▸ Given problem: Count how many lines contain the word "frac". Respond with the number alone.
┌─ Given information
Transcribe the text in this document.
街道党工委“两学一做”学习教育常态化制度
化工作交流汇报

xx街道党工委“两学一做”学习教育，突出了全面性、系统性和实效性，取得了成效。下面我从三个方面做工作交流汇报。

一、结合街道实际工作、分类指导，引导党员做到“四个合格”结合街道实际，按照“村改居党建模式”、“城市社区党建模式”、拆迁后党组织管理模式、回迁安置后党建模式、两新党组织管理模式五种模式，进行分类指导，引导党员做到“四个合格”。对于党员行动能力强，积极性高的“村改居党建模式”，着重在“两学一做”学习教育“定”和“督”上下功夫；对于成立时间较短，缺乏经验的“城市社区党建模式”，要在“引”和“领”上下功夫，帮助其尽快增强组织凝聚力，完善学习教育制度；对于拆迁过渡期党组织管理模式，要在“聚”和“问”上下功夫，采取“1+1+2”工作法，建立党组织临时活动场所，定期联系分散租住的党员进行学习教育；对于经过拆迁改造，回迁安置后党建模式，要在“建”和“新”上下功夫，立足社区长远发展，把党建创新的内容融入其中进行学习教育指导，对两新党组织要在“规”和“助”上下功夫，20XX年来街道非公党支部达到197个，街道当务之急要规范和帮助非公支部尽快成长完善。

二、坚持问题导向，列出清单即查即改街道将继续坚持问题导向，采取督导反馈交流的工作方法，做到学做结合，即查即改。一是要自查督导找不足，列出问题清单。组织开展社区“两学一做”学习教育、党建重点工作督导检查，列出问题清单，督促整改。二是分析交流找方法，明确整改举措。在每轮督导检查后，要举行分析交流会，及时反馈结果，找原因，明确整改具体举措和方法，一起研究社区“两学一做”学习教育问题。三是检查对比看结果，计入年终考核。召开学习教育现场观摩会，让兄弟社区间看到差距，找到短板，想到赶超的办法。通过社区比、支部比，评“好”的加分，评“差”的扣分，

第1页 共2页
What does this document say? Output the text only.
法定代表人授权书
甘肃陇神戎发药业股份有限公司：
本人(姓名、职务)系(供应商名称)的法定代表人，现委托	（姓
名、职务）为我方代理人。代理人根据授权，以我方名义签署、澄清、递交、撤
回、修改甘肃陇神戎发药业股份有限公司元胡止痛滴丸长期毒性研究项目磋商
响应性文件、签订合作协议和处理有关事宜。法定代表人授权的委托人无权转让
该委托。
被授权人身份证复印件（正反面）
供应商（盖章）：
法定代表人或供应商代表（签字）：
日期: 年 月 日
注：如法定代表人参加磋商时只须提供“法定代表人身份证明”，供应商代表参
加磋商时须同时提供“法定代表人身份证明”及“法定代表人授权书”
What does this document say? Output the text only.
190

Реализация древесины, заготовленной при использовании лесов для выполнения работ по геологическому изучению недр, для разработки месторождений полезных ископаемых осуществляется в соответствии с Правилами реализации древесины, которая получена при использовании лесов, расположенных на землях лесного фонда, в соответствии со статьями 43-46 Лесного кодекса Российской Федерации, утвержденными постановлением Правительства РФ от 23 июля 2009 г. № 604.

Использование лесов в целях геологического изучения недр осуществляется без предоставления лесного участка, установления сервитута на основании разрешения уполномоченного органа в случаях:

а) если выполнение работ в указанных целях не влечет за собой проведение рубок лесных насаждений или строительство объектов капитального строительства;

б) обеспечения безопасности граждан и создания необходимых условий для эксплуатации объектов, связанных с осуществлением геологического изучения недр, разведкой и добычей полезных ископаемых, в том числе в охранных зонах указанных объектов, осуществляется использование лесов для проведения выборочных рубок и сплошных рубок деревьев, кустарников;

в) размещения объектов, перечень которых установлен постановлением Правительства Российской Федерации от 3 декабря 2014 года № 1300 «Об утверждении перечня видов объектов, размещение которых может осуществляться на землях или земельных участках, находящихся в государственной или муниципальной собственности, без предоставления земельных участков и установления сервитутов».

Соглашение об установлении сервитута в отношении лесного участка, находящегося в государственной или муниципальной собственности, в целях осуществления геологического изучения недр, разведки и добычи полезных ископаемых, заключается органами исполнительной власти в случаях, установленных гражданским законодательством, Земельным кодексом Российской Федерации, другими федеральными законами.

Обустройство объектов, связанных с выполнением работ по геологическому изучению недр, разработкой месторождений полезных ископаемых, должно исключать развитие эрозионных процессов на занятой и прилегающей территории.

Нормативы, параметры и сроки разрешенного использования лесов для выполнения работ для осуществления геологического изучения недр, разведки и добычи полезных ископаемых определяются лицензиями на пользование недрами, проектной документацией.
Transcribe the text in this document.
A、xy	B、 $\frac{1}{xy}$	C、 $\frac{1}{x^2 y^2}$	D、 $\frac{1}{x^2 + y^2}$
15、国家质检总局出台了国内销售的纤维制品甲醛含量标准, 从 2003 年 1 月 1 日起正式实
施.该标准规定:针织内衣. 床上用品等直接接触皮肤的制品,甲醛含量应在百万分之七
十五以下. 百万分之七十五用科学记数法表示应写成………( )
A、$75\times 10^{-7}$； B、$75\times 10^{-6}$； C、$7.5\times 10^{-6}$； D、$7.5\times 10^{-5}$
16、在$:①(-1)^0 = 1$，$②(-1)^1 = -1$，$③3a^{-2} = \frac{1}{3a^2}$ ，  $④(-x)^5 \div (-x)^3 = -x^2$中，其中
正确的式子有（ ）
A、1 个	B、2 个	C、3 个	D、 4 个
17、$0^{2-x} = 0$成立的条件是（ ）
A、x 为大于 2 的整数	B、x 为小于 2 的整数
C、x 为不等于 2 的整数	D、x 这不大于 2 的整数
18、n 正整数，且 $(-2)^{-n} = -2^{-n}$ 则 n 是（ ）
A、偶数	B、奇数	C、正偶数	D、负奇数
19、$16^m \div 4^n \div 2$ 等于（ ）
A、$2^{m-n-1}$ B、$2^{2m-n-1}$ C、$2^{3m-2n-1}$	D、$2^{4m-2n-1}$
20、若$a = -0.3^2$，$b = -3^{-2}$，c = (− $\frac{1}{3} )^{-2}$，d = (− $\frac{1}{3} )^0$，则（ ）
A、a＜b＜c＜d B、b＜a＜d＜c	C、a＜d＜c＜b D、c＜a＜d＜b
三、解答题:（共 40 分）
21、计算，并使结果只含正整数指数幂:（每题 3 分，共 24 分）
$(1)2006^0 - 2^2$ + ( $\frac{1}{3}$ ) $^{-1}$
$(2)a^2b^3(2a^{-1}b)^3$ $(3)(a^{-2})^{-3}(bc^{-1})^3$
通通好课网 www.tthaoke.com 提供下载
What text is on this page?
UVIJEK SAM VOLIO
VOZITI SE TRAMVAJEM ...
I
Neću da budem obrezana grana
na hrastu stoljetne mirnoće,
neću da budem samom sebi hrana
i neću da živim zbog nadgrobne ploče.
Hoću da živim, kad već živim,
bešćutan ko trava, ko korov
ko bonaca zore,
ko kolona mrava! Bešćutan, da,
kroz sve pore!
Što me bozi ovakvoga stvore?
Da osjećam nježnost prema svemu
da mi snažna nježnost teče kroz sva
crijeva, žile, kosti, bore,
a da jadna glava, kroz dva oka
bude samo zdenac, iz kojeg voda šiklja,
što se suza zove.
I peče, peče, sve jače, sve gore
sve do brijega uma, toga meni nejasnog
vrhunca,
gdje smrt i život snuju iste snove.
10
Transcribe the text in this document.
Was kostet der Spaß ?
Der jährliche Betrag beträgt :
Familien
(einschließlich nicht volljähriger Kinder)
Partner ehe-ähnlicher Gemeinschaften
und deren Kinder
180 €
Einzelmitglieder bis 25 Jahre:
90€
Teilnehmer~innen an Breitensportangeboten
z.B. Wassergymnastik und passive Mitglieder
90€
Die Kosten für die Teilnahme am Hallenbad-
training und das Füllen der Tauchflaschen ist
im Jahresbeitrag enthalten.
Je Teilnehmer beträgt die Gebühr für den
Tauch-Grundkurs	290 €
└─
▸ Answer for the task: 4